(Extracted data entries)
## START

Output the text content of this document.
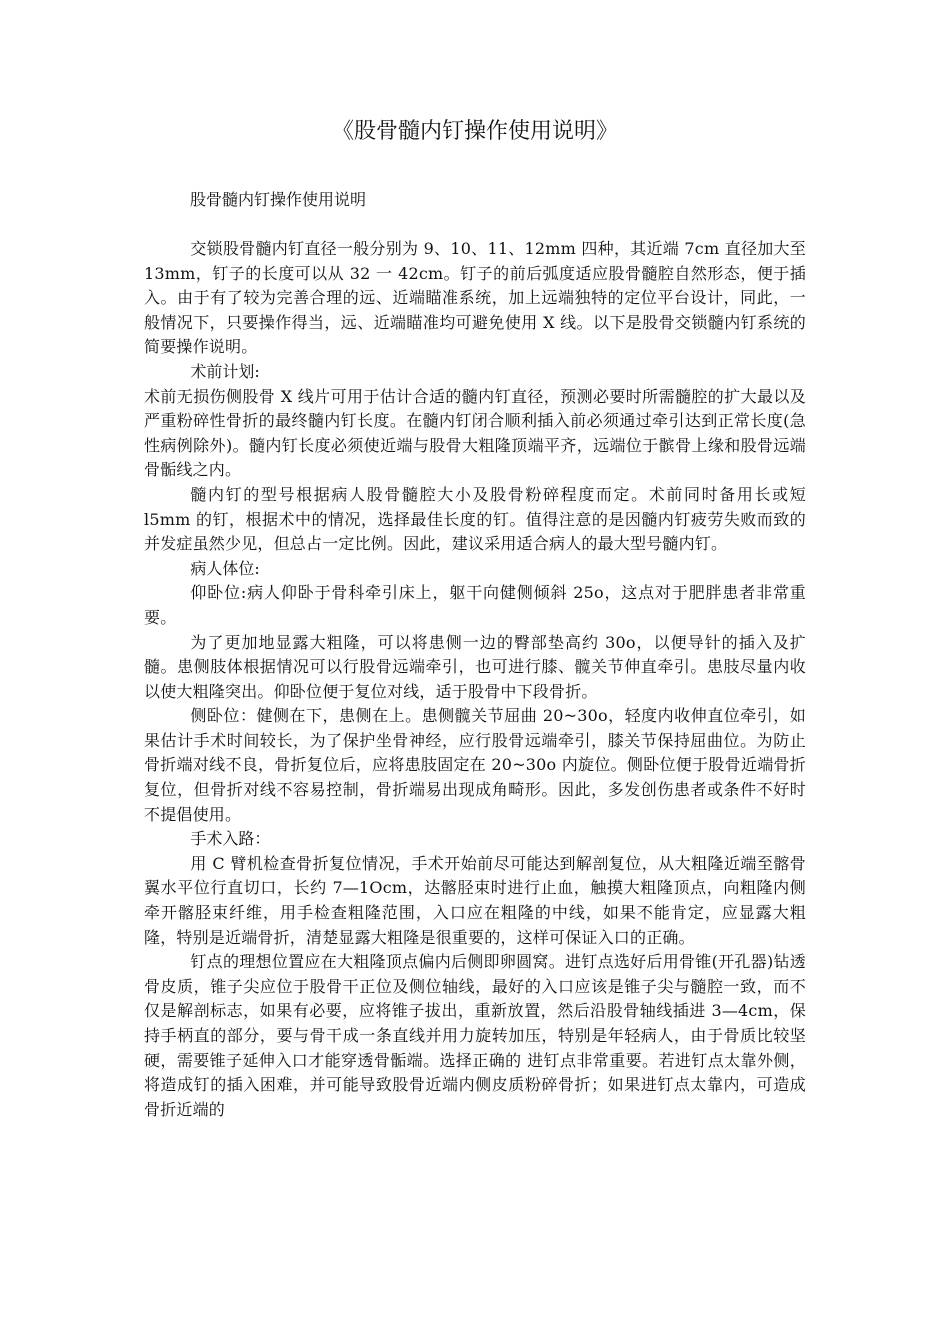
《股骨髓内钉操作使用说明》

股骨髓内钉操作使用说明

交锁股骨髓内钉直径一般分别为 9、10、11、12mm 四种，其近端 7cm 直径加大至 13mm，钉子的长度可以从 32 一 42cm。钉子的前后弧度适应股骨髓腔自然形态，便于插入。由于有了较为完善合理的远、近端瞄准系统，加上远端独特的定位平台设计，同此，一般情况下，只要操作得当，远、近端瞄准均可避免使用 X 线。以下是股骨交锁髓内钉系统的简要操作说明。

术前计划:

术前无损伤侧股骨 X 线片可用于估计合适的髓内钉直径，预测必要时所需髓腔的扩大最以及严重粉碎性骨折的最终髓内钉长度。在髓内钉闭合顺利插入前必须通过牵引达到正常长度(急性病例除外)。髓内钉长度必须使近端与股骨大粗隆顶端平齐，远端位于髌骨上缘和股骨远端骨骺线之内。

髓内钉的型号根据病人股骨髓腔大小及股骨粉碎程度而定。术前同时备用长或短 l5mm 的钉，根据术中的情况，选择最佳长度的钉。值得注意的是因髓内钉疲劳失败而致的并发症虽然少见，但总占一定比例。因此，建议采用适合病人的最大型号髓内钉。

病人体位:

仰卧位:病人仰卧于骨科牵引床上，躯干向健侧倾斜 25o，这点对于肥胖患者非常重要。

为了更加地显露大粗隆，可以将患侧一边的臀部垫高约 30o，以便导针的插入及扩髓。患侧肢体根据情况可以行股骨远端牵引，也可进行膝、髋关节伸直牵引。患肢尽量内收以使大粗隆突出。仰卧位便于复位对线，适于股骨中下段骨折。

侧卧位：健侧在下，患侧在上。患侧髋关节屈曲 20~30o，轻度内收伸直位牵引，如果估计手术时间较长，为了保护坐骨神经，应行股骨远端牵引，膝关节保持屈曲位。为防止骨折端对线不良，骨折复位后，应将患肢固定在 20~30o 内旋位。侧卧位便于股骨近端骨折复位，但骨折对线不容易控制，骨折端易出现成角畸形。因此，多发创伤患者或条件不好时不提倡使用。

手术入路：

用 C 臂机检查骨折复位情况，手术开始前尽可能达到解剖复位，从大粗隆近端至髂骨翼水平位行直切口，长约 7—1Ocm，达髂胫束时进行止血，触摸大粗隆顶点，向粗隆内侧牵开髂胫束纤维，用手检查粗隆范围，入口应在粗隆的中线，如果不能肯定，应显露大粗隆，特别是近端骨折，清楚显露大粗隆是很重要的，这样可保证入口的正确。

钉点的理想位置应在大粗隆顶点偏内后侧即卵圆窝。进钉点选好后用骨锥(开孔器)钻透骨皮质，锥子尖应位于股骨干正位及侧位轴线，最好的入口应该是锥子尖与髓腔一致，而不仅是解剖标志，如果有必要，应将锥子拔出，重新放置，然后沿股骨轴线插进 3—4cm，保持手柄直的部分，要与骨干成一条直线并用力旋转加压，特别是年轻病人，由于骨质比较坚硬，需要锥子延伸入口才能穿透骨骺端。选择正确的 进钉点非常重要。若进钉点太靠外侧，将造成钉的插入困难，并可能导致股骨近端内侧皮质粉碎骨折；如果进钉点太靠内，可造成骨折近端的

## END
## START

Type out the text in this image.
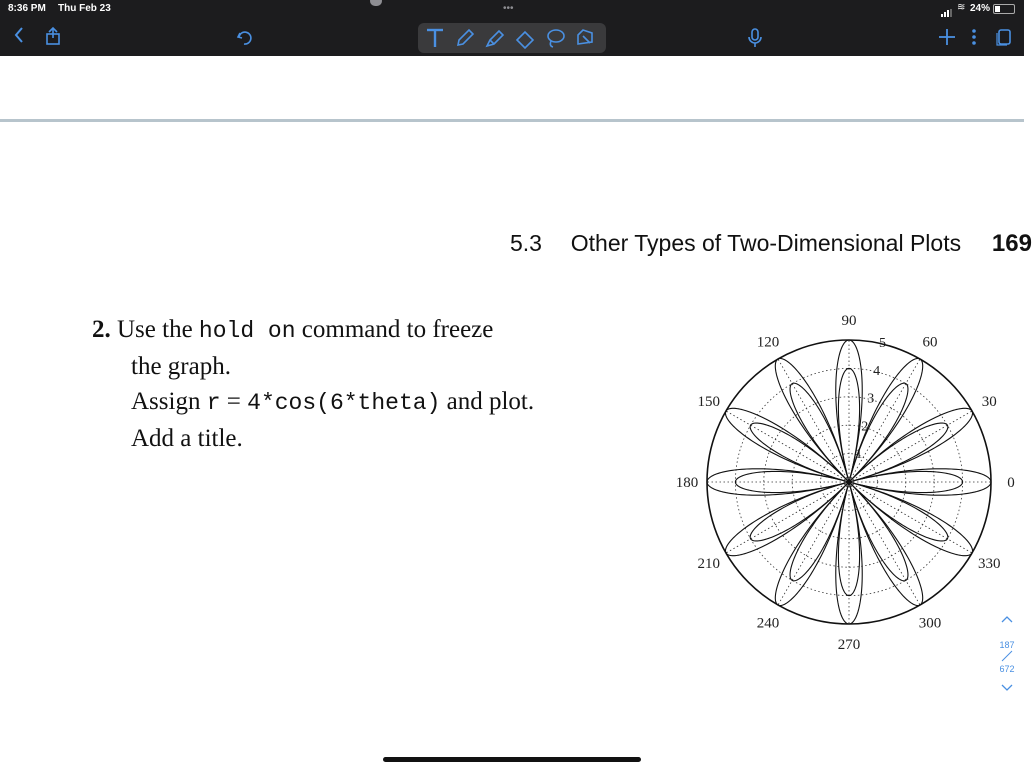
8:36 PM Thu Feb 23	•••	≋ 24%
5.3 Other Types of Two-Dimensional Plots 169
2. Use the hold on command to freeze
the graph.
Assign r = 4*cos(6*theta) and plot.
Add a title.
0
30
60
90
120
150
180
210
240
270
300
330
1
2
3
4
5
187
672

## END
## START

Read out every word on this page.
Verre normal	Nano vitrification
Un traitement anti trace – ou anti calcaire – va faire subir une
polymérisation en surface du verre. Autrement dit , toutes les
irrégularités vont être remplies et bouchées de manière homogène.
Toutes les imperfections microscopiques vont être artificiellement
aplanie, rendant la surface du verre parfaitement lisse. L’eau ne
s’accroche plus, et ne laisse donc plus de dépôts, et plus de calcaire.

## END

Given request: In the records shown above, how many lines include the word "this"? Answer with the number only.

The completed task: 3